- **Exercise description**
Within the records that follow, find every line containing the string "Aylık". Copy those lines.

- **Provided data**
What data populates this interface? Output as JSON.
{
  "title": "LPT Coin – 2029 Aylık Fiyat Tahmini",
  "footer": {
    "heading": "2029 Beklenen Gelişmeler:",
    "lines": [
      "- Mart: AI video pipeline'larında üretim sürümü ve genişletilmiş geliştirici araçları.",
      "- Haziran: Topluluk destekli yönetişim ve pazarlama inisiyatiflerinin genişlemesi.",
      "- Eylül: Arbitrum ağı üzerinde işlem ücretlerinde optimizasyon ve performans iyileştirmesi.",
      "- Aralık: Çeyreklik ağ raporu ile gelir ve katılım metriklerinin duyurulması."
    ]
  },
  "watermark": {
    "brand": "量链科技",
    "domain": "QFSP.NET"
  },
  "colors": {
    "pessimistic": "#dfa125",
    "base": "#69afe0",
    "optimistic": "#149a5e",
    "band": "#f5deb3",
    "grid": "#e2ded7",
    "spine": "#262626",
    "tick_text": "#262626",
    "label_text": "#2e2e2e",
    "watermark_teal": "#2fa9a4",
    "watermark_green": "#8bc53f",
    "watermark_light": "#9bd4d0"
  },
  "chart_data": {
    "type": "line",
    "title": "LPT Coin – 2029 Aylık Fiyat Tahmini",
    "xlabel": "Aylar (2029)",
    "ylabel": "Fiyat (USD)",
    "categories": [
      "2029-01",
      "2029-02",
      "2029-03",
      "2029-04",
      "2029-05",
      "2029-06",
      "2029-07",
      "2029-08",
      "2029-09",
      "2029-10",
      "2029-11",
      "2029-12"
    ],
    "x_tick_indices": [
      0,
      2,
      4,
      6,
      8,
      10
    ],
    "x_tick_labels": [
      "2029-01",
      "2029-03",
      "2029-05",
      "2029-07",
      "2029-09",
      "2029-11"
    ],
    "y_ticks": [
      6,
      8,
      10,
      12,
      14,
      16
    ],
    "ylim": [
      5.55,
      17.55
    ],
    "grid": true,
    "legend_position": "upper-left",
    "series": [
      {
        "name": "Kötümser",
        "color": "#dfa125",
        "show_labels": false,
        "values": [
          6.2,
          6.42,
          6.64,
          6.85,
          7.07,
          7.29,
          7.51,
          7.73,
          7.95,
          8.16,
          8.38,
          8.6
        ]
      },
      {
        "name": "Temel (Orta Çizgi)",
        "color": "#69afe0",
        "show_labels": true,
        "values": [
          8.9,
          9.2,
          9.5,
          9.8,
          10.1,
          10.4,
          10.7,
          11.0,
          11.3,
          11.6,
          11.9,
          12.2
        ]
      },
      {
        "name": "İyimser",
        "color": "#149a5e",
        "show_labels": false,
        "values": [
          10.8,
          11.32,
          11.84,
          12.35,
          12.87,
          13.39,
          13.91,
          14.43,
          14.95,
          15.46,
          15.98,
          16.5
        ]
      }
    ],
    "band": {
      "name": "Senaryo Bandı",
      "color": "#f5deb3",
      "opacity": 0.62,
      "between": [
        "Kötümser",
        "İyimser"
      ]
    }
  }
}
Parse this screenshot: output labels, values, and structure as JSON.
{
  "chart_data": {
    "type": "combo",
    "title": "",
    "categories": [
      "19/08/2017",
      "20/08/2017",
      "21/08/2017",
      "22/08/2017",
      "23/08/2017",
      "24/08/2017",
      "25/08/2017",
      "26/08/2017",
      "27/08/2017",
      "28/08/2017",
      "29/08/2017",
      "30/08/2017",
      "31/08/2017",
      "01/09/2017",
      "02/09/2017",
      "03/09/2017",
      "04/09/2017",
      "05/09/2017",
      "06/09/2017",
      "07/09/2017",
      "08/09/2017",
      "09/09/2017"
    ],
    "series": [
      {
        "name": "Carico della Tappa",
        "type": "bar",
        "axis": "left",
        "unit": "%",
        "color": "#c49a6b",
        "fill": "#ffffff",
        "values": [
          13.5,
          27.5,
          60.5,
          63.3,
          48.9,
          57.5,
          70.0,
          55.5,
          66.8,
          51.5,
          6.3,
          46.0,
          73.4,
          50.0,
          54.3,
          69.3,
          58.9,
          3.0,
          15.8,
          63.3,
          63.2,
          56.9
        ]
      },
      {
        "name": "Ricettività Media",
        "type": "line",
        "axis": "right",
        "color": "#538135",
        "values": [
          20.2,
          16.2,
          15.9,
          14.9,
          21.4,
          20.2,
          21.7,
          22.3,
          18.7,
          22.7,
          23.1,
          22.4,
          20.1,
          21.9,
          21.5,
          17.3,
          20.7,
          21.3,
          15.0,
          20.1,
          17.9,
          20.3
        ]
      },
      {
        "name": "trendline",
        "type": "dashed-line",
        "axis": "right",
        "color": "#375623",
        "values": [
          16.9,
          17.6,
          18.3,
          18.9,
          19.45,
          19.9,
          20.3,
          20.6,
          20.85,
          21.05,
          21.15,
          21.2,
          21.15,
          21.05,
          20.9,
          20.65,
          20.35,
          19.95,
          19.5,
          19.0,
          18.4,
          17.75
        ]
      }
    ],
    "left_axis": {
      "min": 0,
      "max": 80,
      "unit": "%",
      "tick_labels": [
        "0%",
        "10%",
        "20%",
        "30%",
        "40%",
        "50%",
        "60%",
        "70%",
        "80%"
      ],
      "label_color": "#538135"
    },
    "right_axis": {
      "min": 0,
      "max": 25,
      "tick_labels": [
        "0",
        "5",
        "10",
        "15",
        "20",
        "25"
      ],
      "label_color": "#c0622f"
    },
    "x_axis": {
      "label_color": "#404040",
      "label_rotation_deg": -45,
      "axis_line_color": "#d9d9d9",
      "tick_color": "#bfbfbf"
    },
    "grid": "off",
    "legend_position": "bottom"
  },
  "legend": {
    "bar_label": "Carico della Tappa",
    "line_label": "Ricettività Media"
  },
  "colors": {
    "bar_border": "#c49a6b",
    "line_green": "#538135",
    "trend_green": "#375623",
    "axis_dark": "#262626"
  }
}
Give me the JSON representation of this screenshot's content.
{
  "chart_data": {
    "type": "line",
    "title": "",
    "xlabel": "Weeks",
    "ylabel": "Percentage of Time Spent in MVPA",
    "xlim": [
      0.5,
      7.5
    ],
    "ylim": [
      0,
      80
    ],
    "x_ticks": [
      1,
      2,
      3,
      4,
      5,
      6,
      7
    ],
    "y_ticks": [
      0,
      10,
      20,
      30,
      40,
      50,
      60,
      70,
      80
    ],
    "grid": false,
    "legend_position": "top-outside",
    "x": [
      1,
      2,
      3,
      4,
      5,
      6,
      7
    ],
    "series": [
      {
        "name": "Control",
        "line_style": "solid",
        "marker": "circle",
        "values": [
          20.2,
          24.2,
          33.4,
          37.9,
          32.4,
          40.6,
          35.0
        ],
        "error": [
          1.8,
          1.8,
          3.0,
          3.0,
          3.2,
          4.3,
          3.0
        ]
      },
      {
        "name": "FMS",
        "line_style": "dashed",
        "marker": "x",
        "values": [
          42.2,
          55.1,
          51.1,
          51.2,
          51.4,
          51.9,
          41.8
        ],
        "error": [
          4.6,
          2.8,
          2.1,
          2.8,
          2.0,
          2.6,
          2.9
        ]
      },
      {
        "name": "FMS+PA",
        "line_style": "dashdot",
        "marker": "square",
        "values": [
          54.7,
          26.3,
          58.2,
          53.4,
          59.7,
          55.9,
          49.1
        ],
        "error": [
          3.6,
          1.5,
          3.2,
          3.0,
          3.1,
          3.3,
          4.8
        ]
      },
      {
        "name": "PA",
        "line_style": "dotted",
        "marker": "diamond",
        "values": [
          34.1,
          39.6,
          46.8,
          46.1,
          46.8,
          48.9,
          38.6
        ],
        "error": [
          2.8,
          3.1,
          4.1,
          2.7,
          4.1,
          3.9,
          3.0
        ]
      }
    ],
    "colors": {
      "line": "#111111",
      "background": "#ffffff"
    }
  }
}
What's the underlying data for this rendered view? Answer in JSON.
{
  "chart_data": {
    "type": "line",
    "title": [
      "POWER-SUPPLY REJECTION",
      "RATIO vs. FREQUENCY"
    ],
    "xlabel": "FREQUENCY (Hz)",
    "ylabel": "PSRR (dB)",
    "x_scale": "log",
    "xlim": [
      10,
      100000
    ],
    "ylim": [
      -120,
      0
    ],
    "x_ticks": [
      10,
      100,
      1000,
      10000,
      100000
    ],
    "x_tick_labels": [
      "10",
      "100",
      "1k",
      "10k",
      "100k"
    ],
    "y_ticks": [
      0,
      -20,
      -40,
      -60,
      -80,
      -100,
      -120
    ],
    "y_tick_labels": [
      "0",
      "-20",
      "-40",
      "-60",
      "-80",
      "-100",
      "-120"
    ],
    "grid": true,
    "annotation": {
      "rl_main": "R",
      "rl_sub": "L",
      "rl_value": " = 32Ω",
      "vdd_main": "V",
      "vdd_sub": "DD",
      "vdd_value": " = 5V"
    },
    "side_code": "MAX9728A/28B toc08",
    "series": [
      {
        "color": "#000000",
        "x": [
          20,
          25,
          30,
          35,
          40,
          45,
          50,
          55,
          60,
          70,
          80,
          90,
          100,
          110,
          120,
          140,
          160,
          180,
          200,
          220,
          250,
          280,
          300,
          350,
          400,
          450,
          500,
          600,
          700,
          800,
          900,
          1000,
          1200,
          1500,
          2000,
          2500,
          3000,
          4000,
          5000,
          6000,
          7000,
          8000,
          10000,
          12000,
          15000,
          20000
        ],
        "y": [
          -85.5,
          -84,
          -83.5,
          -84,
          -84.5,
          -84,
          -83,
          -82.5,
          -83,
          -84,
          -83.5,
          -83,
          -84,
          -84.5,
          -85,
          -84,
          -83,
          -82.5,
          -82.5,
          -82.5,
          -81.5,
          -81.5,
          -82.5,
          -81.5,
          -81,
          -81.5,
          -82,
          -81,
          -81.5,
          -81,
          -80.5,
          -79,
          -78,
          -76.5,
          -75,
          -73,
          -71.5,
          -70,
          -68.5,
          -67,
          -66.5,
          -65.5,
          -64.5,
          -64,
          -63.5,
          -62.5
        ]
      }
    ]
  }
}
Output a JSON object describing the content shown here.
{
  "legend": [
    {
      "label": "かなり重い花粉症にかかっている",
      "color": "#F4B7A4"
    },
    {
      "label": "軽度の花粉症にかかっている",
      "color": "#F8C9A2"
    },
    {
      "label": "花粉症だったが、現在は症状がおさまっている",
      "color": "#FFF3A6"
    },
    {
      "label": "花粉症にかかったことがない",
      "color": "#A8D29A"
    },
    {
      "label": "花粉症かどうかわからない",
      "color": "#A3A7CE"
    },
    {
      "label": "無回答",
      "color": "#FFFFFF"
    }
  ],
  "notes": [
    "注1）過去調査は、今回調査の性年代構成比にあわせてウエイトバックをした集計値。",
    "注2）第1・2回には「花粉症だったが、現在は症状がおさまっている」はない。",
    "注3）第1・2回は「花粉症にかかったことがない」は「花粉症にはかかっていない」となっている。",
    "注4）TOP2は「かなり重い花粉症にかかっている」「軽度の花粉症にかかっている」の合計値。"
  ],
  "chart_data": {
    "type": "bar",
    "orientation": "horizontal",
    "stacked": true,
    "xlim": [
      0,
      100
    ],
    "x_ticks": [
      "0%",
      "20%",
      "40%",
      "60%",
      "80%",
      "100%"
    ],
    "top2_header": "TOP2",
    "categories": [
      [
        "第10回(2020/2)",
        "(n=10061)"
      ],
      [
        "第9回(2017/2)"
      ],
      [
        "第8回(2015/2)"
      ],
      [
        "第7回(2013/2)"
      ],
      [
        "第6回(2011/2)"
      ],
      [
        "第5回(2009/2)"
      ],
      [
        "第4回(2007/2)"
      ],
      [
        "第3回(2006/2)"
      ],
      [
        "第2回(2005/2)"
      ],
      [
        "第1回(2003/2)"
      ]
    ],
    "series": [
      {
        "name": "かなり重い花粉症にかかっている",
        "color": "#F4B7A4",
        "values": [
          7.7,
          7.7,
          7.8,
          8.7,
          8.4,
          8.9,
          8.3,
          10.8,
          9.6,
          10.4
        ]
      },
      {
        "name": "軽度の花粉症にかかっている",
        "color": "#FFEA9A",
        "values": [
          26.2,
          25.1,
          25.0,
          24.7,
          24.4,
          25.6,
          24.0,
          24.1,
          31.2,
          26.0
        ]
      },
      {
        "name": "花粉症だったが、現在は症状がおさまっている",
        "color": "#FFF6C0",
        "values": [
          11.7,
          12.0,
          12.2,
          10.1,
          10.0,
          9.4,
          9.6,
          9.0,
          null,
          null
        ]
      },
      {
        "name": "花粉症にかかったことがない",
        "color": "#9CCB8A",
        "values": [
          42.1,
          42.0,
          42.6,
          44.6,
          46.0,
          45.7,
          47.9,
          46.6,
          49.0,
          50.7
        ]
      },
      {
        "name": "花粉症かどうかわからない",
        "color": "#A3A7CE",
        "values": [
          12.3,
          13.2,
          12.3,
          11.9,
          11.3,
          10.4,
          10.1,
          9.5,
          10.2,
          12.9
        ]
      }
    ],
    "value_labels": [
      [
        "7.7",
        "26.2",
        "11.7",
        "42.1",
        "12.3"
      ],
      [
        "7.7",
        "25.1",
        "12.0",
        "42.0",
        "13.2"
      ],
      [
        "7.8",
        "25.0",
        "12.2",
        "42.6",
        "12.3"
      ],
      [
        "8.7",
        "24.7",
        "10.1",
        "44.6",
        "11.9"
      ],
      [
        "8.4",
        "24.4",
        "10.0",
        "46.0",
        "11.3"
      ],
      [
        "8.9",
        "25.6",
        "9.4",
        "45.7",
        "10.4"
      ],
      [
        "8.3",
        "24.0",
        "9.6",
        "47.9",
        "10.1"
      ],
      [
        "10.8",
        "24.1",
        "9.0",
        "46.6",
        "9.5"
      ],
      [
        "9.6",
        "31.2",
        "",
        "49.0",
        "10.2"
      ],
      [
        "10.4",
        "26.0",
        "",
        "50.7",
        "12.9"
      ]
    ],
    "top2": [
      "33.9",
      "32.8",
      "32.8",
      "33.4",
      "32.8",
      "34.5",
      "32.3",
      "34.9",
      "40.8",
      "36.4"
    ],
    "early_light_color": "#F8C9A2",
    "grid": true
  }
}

- **Response to the task**
  "title": "LPT Coin – 2029 Aylık Fiyat Tahmini",
    "title": "LPT Coin – 2029 Aylık Fiyat Tahmini",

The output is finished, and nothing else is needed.